Records excerpted from a collection
****************************************
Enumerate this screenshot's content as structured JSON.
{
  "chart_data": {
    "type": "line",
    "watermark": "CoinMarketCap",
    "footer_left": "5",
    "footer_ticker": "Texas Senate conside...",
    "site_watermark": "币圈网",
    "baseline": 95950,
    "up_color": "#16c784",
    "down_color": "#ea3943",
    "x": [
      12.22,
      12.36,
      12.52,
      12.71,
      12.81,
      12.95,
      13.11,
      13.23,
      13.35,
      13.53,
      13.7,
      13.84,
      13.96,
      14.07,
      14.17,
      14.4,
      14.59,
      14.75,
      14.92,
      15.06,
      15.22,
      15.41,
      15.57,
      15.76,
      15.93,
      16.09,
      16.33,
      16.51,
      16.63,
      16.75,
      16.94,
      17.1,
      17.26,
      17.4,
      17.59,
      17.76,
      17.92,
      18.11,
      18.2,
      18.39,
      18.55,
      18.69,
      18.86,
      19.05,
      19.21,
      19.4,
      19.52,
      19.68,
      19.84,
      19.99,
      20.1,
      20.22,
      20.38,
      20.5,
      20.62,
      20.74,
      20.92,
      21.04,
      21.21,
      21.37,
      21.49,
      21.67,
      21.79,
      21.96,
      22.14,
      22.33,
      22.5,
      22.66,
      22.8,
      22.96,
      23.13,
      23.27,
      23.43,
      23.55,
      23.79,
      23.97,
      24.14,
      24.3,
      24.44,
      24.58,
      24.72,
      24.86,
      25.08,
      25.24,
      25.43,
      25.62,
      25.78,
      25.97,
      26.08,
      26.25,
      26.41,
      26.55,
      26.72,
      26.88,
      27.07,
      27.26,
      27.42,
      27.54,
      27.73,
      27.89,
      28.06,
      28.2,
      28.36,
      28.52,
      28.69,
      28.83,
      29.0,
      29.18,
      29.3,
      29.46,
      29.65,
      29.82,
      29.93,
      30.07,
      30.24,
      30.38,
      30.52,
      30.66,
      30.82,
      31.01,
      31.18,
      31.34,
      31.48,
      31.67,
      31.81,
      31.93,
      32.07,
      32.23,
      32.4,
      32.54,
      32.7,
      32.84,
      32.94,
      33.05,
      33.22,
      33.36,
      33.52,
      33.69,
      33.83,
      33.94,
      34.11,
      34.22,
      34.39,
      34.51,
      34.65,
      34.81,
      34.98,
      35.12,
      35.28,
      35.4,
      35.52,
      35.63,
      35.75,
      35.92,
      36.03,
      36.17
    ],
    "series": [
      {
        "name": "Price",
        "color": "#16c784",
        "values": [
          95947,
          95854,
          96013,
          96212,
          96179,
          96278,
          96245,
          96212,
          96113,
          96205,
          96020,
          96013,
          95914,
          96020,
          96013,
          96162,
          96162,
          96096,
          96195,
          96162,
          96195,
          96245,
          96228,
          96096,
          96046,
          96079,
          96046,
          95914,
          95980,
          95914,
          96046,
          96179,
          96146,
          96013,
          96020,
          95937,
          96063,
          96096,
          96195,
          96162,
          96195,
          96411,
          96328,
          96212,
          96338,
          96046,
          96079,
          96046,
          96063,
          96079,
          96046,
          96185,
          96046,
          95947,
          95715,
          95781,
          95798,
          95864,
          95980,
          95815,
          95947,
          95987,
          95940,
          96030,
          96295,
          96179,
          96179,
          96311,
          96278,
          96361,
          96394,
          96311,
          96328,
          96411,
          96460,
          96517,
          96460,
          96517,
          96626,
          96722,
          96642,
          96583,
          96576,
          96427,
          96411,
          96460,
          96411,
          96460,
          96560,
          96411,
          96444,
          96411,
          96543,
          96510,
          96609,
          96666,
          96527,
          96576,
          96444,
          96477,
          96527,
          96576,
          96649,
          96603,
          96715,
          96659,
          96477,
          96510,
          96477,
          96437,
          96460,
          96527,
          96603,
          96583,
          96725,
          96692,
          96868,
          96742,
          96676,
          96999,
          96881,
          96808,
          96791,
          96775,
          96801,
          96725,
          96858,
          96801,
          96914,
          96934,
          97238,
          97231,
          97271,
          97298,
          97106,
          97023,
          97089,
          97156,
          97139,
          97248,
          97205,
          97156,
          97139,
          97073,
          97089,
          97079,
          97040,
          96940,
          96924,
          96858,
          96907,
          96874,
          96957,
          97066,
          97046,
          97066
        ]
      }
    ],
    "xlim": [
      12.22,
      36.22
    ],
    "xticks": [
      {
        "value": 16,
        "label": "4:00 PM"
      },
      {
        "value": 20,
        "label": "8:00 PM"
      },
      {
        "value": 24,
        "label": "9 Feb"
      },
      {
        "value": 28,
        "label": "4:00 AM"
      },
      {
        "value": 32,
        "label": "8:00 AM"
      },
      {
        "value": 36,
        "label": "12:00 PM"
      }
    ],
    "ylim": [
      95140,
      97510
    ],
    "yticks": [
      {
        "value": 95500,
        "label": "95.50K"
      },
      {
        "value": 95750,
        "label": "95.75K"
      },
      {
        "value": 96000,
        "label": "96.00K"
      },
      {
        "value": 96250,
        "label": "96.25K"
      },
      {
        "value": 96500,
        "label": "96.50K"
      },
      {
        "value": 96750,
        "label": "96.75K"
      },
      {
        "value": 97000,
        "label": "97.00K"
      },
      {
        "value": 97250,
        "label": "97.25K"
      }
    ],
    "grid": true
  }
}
****************************************
## Task objective
Extract the full listing above without altering anything.

## Task answer
Enumerate this screenshot's content as structured JSON.
{
  "chart_data": {
    "type": "line",
    "watermark": "CoinMarketCap",
    "footer_left": "5",
    "footer_ticker": "Texas Senate conside...",
    "site_watermark": "币圈网",
    "baseline": 95950,
    "up_color": "#16c784",
    "down_color": "#ea3943",
    "x": [
      12.22,
      12.36,
      12.52,
      12.71,
      12.81,
      12.95,
      13.11,
      13.23,
      13.35,
      13.53,
      13.7,
      13.84,
      13.96,
      14.07,
      14.17,
      14.4,
      14.59,
      14.75,
      14.92,
      15.06,
      15.22,
      15.41,
      15.57,
      15.76,
      15.93,
      16.09,
      16.33,
      16.51,
      16.63,
      16.75,
      16.94,
      17.1,
      17.26,
      17.4,
      17.59,
      17.76,
      17.92,
      18.11,
      18.2,
      18.39,
      18.55,
      18.69,
      18.86,
      19.05,
      19.21,
      19.4,
      19.52,
      19.68,
      19.84,
      19.99,
      20.1,
      20.22,
      20.38,
      20.5,
      20.62,
      20.74,
      20.92,
      21.04,
      21.21,
      21.37,
      21.49,
      21.67,
      21.79,
      21.96,
      22.14,
      22.33,
      22.5,
      22.66,
      22.8,
      22.96,
      23.13,
      23.27,
      23.43,
      23.55,
      23.79,
      23.97,
      24.14,
      24.3,
      24.44,
      24.58,
      24.72,
      24.86,
      25.08,
      25.24,
      25.43,
      25.62,
      25.78,
      25.97,
      26.08,
      26.25,
      26.41,
      26.55,
      26.72,
      26.88,
      27.07,
      27.26,
      27.42,
      27.54,
      27.73,
      27.89,
      28.06,
      28.2,
      28.36,
      28.52,
      28.69,
      28.83,
      29.0,
      29.18,
      29.3,
      29.46,
      29.65,
      29.82,
      29.93,
      30.07,
      30.24,
      30.38,
      30.52,
      30.66,
      30.82,
      31.01,
      31.18,
      31.34,
      31.48,
      31.67,
      31.81,
      31.93,
      32.07,
      32.23,
      32.4,
      32.54,
      32.7,
      32.84,
      32.94,
      33.05,
      33.22,
      33.36,
      33.52,
      33.69,
      33.83,
      33.94,
      34.11,
      34.22,
      34.39,
      34.51,
      34.65,
      34.81,
      34.98,
      35.12,
      35.28,
      35.4,
      35.52,
      35.63,
      35.75,
      35.92,
      36.03,
      36.17
    ],
    "series": [
      {
        "name": "Price",
        "color": "#16c784",
        "values": [
          95947,
          95854,
          96013,
          96212,
          96179,
          96278,
          96245,
          96212,
          96113,
          96205,
          96020,
          96013,
          95914,
          96020,
          96013,
          96162,
          96162,
          96096,
          96195,
          96162,
          96195,
          96245,
          96228,
          96096,
          96046,
          96079,
          96046,
          95914,
          95980,
          95914,
          96046,
          96179,
          96146,
          96013,
          96020,
          95937,
          96063,
          96096,
          96195,
          96162,
          96195,
          96411,
          96328,
          96212,
          96338,
          96046,
          96079,
          96046,
          96063,
          96079,
          96046,
          96185,
          96046,
          95947,
          95715,
          95781,
          95798,
          95864,
          95980,
          95815,
          95947,
          95987,
          95940,
          96030,
          96295,
          96179,
          96179,
          96311,
          96278,
          96361,
          96394,
          96311,
          96328,
          96411,
          96460,
          96517,
          96460,
          96517,
          96626,
          96722,
          96642,
          96583,
          96576,
          96427,
          96411,
          96460,
          96411,
          96460,
          96560,
          96411,
          96444,
          96411,
          96543,
          96510,
          96609,
          96666,
          96527,
          96576,
          96444,
          96477,
          96527,
          96576,
          96649,
          96603,
          96715,
          96659,
          96477,
          96510,
          96477,
          96437,
          96460,
          96527,
          96603,
          96583,
          96725,
          96692,
          96868,
          96742,
          96676,
          96999,
          96881,
          96808,
          96791,
          96775,
          96801,
          96725,
          96858,
          96801,
          96914,
          96934,
          97238,
          97231,
          97271,
          97298,
          97106,
          97023,
          97089,
          97156,
          97139,
          97248,
          97205,
          97156,
          97139,
          97073,
          97089,
          97079,
          97040,
          96940,
          96924,
          96858,
          96907,
          96874,
          96957,
          97066,
          97046,
          97066
        ]
      }
    ],
    "xlim": [
      12.22,
      36.22
    ],
    "xticks": [
      {
        "value": 16,
        "label": "4:00 PM"
      },
      {
        "value": 20,
        "label": "8:00 PM"
      },
      {
        "value": 24,
        "label": "9 Feb"
      },
      {
        "value": 28,
        "label": "4:00 AM"
      },
      {
        "value": 32,
        "label": "8:00 AM"
      },
      {
        "value": 36,
        "label": "12:00 PM"
      }
    ],
    "ylim": [
      95140,
      97510
    ],
    "yticks": [
      {
        "value": 95500,
        "label": "95.50K"
      },
      {
        "value": 95750,
        "label": "95.75K"
      },
      {
        "value": 96000,
        "label": "96.00K"
      },
      {
        "value": 96250,
        "label": "96.25K"
      },
      {
        "value": 96500,
        "label": "96.50K"
      },
      {
        "value": 96750,
        "label": "96.75K"
      },
      {
        "value": 97000,
        "label": "97.00K"
      },
      {
        "value": 97250,
        "label": "97.25K"
      }
    ],
    "grid": true
  }
}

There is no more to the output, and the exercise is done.